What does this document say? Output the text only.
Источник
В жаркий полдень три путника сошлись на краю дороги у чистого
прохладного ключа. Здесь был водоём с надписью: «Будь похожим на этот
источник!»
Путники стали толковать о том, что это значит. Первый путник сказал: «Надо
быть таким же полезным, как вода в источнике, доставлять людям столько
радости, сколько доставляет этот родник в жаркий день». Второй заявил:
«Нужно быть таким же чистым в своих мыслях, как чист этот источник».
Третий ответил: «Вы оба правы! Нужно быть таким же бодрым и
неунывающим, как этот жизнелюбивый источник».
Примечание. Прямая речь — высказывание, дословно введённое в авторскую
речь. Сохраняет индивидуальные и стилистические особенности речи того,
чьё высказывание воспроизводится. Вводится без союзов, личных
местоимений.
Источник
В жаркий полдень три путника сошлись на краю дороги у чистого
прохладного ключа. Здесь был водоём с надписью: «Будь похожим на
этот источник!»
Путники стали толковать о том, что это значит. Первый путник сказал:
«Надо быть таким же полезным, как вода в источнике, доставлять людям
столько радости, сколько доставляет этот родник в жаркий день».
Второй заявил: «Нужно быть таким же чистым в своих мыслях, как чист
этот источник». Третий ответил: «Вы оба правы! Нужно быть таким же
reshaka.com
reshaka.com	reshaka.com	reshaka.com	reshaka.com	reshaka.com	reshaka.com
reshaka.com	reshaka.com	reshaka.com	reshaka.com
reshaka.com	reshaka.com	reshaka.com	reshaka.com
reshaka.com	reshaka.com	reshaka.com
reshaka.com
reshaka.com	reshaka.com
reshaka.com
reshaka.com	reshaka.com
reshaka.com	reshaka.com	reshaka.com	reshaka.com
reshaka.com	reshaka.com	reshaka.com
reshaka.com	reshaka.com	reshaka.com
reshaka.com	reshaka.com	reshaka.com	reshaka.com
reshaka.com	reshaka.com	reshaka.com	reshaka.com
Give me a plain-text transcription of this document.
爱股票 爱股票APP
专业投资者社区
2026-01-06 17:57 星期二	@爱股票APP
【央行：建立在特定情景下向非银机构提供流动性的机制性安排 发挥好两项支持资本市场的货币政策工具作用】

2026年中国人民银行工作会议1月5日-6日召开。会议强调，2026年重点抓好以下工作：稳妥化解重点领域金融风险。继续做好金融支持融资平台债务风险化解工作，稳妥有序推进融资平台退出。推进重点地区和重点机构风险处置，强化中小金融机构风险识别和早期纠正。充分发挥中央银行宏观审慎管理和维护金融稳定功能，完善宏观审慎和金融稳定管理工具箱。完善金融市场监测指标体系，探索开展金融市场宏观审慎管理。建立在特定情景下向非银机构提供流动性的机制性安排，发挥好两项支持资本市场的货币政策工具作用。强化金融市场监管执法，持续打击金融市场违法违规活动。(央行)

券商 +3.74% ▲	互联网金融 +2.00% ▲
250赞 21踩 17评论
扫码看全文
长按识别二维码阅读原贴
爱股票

----------

Extract every line that has the string "полезным" in it.

быть таким же полезным, как вода в источнике, доставлять людям столько
«Надо быть таким же полезным, как вода в источнике, доставлять людям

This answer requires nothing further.